# What to work on
Transcribe every entry word for word, leaving out all images.

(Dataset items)
________________________
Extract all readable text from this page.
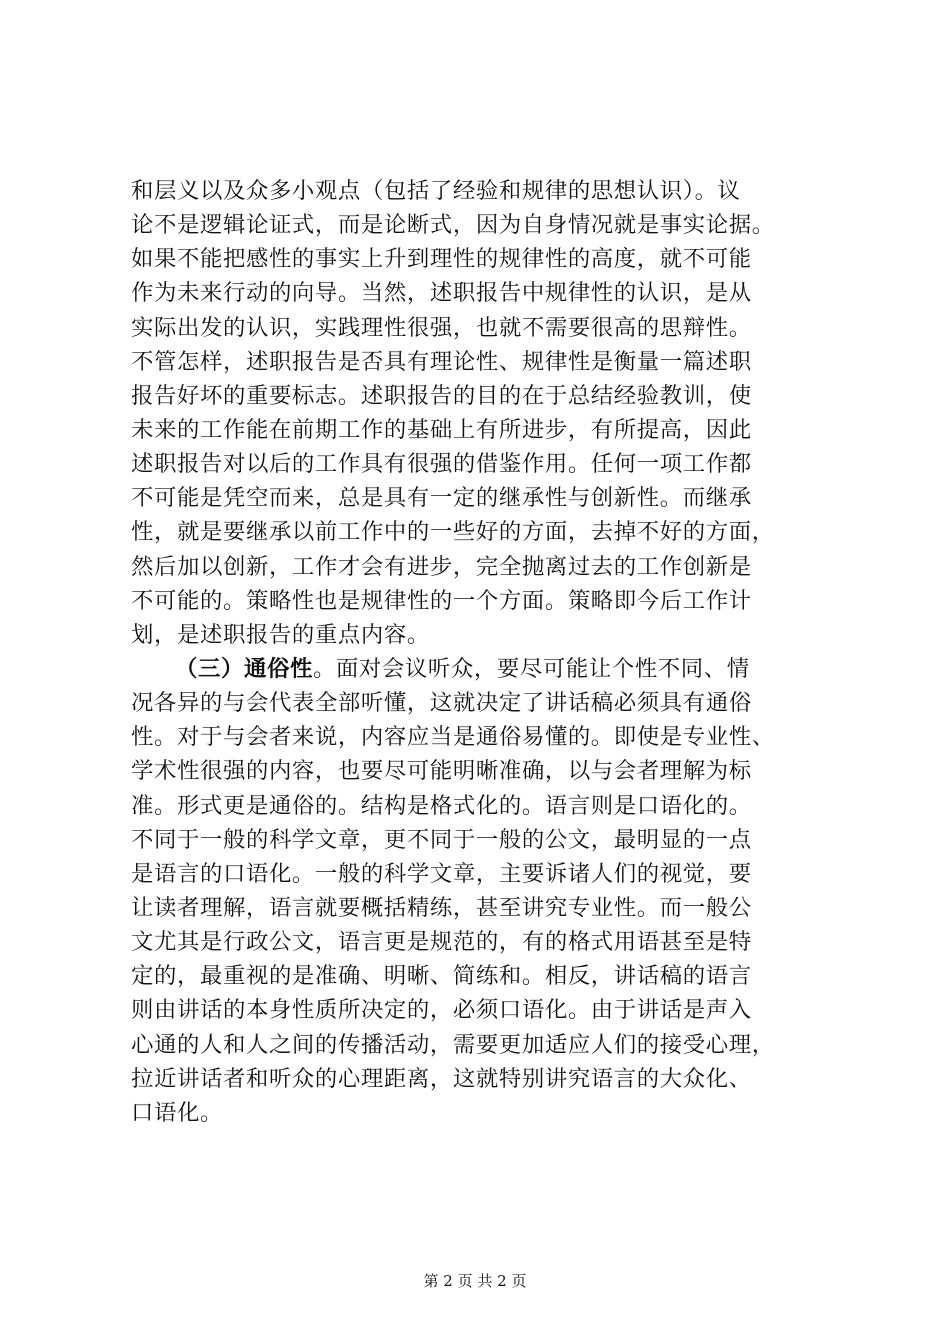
和层义以及众多小观点（包括了经验和规律的思想认识）。议
论不是逻辑论证式，而是论断式，因为自身情况就是事实论据。
如果不能把感性的事实上升到理性的规律性的高度，就不可能
作为未来行动的向导。当然，述职报告中规律性的认识，是从
实际出发的认识，实践理性很强，也就不需要很高的思辩性。
不管怎样，述职报告是否具有理论性、规律性是衡量一篇述职
报告好坏的重要标志。述职报告的目的在于总结经验教训，使
未来的工作能在前期工作的基础上有所进步，有所提高，因此
述职报告对以后的工作具有很强的借鉴作用。任何一项工作都
不可能是凭空而来，总是具有一定的继承性与创新性。而继承
性，就是要继承以前工作中的一些好的方面，去掉不好的方面，
然后加以创新，工作才会有进步，完全抛离过去的工作创新是
不可能的。策略性也是规律性的一个方面。策略即今后工作计
划，是述职报告的重点内容。
（三）通俗性。面对会议听众，要尽可能让个性不同、情
况各异的与会代表全部听懂，这就决定了讲话稿必须具有通俗
性。对于与会者来说，内容应当是通俗易懂的。即使是专业性、
学术性很强的内容，也要尽可能明晰准确，以与会者理解为标
准。形式更是通俗的。结构是格式化的。语言则是口语化的。
不同于一般的科学文章，更不同于一般的公文，最明显的一点
是语言的口语化。一般的科学文章，主要诉诸人们的视觉，要
让读者理解，语言就要概括精练，甚至讲究专业性。而一般公
文尤其是行政公文，语言更是规范的，有的格式用语甚至是特
定的，最重视的是准确、明晰、简练和。相反，讲话稿的语言
则由讲话的本身性质所决定的，必须口语化。由于讲话是声入
心通的人和人之间的传播活动，需要更加适应人们的接受心理，
拉近讲话者和听众的心理距离，这就特别讲究语言的大众化、
口语化。
第 2 页 共 2 页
________________________
# Finished answer
Extract all readable text from this page.
和层义以及众多小观点（包括了经验和规律的思想认识）。议
论不是逻辑论证式，而是论断式，因为自身情况就是事实论据。
如果不能把感性的事实上升到理性的规律性的高度，就不可能
作为未来行动的向导。当然，述职报告中规律性的认识，是从
实际出发的认识，实践理性很强，也就不需要很高的思辩性。
不管怎样，述职报告是否具有理论性、规律性是衡量一篇述职
报告好坏的重要标志。述职报告的目的在于总结经验教训，使
未来的工作能在前期工作的基础上有所进步，有所提高，因此
述职报告对以后的工作具有很强的借鉴作用。任何一项工作都
不可能是凭空而来，总是具有一定的继承性与创新性。而继承
性，就是要继承以前工作中的一些好的方面，去掉不好的方面，
然后加以创新，工作才会有进步，完全抛离过去的工作创新是
不可能的。策略性也是规律性的一个方面。策略即今后工作计
划，是述职报告的重点内容。
（三）通俗性。面对会议听众，要尽可能让个性不同、情
况各异的与会代表全部听懂，这就决定了讲话稿必须具有通俗
性。对于与会者来说，内容应当是通俗易懂的。即使是专业性、
学术性很强的内容，也要尽可能明晰准确，以与会者理解为标
准。形式更是通俗的。结构是格式化的。语言则是口语化的。
不同于一般的科学文章，更不同于一般的公文，最明显的一点
是语言的口语化。一般的科学文章，主要诉诸人们的视觉，要
让读者理解，语言就要概括精练，甚至讲究专业性。而一般公
文尤其是行政公文，语言更是规范的，有的格式用语甚至是特
定的，最重视的是准确、明晰、简练和。相反，讲话稿的语言
则由讲话的本身性质所决定的，必须口语化。由于讲话是声入
心通的人和人之间的传播活动，需要更加适应人们的接受心理，
拉近讲话者和听众的心理距离，这就特别讲究语言的大众化、
口语化。
第 2 页 共 2 页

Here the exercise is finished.